══ DATASET ROWS ══
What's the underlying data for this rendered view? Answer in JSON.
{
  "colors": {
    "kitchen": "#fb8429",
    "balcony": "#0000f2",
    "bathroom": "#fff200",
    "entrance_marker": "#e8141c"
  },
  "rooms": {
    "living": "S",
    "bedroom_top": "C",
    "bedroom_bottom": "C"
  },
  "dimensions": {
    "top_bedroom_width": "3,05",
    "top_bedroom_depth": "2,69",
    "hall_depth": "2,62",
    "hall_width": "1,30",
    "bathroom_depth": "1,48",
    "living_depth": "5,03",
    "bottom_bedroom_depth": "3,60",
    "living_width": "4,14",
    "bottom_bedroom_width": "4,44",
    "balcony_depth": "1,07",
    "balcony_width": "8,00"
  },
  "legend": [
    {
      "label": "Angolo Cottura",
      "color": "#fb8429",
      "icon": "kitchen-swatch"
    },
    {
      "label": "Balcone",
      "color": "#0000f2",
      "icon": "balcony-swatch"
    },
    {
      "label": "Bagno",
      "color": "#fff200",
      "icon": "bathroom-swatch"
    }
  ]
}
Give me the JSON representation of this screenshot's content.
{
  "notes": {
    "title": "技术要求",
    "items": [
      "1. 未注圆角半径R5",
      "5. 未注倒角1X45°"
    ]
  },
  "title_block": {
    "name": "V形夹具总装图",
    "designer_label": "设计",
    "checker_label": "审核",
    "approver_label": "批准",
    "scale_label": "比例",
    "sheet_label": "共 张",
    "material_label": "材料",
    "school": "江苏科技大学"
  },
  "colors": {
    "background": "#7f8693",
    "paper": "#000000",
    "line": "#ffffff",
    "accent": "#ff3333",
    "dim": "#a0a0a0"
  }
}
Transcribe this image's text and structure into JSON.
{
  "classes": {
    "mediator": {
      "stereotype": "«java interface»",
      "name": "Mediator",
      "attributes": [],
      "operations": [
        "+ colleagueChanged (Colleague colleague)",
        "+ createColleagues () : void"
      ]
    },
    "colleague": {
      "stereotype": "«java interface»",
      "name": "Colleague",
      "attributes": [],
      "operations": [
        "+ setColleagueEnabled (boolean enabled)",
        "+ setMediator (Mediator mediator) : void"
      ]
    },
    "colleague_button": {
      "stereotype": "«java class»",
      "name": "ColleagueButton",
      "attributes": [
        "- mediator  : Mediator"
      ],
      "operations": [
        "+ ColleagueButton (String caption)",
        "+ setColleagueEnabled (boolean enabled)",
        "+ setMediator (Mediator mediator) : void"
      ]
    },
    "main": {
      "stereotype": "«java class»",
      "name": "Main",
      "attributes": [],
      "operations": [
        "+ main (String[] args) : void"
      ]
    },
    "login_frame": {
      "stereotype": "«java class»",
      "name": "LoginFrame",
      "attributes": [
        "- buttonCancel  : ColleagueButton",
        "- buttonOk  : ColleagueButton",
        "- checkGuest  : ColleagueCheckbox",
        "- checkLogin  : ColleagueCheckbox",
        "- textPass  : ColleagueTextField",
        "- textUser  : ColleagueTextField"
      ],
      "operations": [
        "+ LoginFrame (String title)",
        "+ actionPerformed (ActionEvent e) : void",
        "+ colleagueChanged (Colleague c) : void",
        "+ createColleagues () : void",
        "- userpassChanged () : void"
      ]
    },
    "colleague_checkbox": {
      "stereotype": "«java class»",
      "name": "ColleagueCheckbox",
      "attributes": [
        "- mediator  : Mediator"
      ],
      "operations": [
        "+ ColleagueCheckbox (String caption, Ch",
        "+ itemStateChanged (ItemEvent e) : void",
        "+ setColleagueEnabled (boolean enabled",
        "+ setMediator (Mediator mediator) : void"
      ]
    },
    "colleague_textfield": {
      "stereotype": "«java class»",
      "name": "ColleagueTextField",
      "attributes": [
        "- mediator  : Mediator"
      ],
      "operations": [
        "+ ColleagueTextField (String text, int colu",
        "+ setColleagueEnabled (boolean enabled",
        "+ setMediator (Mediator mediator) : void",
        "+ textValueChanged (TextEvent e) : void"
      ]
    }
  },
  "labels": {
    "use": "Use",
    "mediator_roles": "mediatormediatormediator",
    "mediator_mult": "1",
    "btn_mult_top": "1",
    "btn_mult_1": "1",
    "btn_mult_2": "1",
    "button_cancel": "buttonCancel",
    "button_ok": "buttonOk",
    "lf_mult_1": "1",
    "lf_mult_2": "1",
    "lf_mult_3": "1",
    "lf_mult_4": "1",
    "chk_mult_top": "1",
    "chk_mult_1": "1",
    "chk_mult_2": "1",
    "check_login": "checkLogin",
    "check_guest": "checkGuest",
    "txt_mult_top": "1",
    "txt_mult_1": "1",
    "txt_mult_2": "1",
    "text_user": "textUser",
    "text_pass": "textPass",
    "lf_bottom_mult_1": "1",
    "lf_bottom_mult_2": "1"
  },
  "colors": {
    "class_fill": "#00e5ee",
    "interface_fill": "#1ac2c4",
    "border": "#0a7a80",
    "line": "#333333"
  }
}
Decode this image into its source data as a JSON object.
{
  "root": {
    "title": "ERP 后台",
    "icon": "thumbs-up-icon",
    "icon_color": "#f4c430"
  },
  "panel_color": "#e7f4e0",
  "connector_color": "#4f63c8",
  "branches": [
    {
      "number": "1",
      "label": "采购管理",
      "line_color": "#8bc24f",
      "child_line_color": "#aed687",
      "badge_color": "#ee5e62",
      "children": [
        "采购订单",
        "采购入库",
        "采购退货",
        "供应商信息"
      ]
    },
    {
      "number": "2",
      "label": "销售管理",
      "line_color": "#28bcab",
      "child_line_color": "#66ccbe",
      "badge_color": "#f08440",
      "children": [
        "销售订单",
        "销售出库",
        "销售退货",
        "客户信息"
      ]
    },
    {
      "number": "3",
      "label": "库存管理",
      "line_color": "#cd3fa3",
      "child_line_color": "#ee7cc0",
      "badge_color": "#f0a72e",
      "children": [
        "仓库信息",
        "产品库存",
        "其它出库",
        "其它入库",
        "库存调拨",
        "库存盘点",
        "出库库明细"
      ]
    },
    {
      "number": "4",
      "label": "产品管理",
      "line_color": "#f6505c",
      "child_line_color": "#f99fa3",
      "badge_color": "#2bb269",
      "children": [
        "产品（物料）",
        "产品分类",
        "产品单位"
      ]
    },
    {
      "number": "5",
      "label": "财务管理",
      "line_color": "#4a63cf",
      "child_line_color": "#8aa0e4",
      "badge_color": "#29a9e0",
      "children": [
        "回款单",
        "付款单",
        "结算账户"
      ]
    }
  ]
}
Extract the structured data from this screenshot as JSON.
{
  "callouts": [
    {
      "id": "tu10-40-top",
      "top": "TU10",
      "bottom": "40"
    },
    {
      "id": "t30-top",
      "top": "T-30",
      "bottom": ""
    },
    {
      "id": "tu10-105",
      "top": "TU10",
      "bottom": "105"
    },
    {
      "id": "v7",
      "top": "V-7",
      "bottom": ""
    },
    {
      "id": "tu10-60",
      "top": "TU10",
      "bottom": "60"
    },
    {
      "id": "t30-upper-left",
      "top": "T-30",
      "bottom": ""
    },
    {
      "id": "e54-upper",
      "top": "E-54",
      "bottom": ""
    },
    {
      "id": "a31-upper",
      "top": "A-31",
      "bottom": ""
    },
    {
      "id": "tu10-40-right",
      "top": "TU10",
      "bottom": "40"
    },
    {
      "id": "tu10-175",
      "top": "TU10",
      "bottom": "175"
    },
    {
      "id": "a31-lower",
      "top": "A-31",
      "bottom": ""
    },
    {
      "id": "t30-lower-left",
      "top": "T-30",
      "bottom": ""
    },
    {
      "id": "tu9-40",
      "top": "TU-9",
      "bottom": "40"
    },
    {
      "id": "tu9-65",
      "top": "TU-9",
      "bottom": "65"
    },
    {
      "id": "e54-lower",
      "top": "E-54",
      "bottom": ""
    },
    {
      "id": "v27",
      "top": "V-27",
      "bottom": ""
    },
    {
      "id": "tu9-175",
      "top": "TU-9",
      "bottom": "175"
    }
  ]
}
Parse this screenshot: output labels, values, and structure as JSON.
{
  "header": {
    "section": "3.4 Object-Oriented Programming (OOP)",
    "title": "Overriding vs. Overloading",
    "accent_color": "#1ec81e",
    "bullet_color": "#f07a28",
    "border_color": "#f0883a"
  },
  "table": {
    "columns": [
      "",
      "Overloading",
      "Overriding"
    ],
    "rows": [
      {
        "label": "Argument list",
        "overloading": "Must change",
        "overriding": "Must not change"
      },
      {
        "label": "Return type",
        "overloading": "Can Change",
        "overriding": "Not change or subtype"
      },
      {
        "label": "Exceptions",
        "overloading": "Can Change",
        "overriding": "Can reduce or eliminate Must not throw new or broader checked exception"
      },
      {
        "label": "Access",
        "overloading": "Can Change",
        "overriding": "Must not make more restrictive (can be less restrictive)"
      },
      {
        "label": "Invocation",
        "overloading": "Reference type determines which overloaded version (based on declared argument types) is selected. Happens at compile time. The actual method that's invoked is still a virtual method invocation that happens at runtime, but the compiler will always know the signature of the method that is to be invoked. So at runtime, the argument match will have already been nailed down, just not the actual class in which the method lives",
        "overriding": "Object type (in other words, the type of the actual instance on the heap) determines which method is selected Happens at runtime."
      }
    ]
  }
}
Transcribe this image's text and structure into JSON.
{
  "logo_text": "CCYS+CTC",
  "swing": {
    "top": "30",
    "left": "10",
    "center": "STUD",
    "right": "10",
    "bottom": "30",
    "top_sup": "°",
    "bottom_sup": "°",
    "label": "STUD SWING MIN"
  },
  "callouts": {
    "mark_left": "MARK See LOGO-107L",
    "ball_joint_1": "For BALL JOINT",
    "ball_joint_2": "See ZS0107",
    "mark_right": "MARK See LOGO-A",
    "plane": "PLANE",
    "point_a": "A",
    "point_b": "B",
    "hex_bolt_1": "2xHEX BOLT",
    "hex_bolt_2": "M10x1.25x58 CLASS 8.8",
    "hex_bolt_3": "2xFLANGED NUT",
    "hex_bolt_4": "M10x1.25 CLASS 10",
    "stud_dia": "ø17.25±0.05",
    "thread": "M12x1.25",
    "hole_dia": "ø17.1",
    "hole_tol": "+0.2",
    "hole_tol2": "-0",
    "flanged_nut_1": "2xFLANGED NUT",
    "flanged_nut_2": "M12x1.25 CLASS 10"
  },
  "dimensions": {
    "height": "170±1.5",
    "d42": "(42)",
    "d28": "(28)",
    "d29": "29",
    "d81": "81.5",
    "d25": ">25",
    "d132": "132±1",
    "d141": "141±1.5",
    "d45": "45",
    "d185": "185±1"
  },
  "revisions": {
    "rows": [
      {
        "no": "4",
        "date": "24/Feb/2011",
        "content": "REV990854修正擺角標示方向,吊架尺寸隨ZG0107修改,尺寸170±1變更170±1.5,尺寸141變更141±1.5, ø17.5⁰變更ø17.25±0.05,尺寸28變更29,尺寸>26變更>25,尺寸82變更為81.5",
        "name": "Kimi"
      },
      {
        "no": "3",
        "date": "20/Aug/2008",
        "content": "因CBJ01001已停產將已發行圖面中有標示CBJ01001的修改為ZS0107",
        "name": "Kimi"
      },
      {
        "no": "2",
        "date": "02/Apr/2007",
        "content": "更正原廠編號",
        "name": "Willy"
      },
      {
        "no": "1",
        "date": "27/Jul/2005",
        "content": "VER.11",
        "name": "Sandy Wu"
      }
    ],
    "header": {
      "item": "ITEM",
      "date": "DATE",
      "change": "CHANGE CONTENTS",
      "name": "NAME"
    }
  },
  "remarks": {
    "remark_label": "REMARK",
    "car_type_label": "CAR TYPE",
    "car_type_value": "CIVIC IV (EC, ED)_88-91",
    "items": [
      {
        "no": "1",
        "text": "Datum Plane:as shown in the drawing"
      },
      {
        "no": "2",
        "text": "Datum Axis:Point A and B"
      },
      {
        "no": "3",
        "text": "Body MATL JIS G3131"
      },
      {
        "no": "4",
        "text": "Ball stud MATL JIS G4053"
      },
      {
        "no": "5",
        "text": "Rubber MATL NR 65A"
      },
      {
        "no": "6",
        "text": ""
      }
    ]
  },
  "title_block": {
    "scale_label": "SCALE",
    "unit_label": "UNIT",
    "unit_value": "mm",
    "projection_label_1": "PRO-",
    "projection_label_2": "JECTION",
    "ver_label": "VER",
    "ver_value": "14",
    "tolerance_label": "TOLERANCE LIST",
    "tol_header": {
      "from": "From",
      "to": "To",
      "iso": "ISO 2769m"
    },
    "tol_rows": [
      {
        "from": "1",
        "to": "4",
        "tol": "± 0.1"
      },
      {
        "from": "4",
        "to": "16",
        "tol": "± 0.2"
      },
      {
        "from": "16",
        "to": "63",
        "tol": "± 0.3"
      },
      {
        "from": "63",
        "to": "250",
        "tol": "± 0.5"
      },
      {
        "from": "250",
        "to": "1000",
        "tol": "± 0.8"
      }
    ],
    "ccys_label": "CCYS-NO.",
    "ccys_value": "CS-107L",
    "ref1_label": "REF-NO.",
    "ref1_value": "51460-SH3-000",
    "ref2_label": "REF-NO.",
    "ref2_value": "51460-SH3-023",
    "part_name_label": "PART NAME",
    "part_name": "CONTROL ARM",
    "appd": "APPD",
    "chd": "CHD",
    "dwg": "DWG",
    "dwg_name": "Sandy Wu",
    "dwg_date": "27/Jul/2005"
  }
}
═══
◆ THE EXERCISE
Find the lines holding "labels" and list every one.

◆ SOLUTION FOR THIS TASK
  "labels": {
Parse this screenshot: output labels, values, and structure as JSON.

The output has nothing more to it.